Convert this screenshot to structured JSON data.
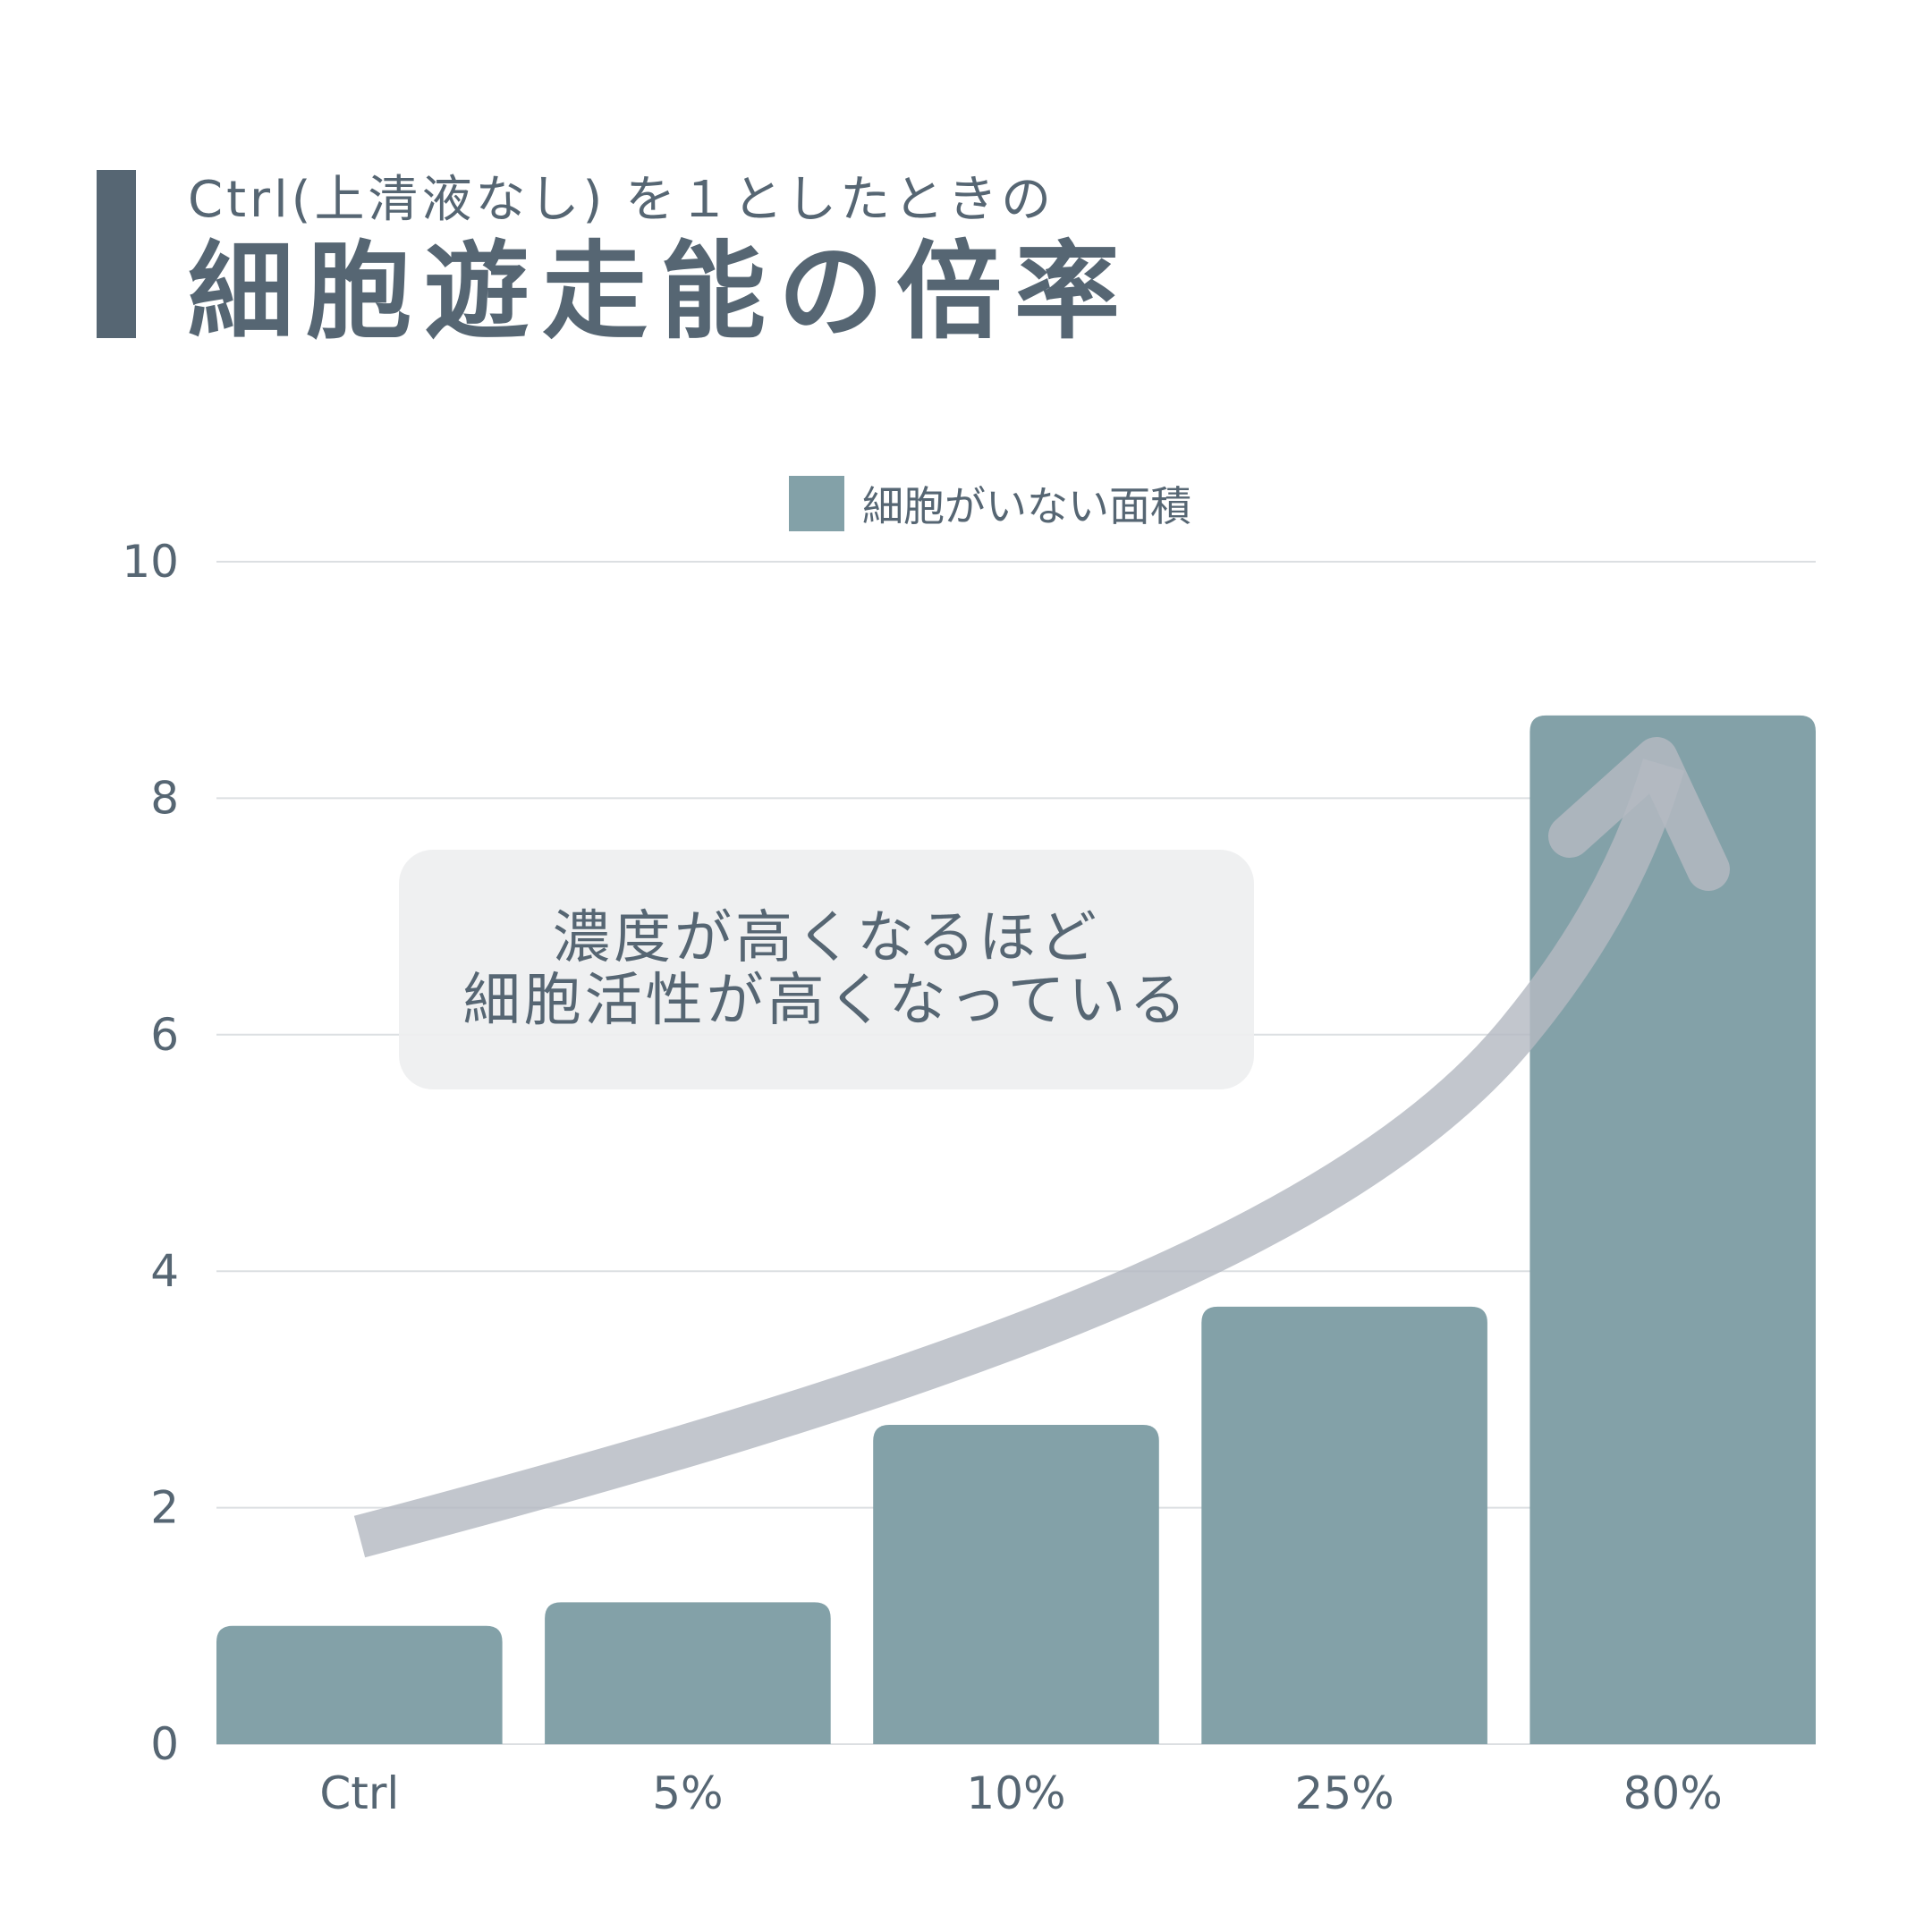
{
  "header": {
    "subtitle": "Ctrl(上清液なし) を１としたときの",
    "title": "細胞遊走能の倍率"
  },
  "colors": {
    "bar": "#83a1a8",
    "text": "#566673",
    "grid": "#dcdfe2",
    "arrow": "#b4bac2",
    "callout_bg": "#eeeff0"
  },
  "annotation": {
    "line1": "濃度が高くなるほど",
    "line2": "細胞活性が高くなっている"
  },
  "chart_data": {
    "type": "bar",
    "categories": [
      "Ctrl",
      "5%",
      "10%",
      "25%",
      "80%"
    ],
    "series": [
      {
        "name": "細胞がいない面積",
        "values": [
          1.0,
          1.2,
          2.7,
          3.7,
          8.7
        ]
      }
    ],
    "ylim": [
      0,
      10
    ],
    "yticks": [
      "0",
      "2",
      "4",
      "6",
      "8",
      "10"
    ],
    "grid": true,
    "legend_position": "top-center"
  }
}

=-=-=

### The task
Each record above must be returned exactly as written, with its pictures omitted.

### Exercise solution
Convert this screenshot to structured JSON data.
{
  "header": {
    "subtitle": "Ctrl(上清液なし) を１としたときの",
    "title": "細胞遊走能の倍率"
  },
  "colors": {
    "bar": "#83a1a8",
    "text": "#566673",
    "grid": "#dcdfe2",
    "arrow": "#b4bac2",
    "callout_bg": "#eeeff0"
  },
  "annotation": {
    "line1": "濃度が高くなるほど",
    "line2": "細胞活性が高くなっている"
  },
  "chart_data": {
    "type": "bar",
    "categories": [
      "Ctrl",
      "5%",
      "10%",
      "25%",
      "80%"
    ],
    "series": [
      {
        "name": "細胞がいない面積",
        "values": [
          1.0,
          1.2,
          2.7,
          3.7,
          8.7
        ]
      }
    ],
    "ylim": [
      0,
      10
    ],
    "yticks": [
      "0",
      "2",
      "4",
      "6",
      "8",
      "10"
    ],
    "grid": true,
    "legend_position": "top-center"
  }
}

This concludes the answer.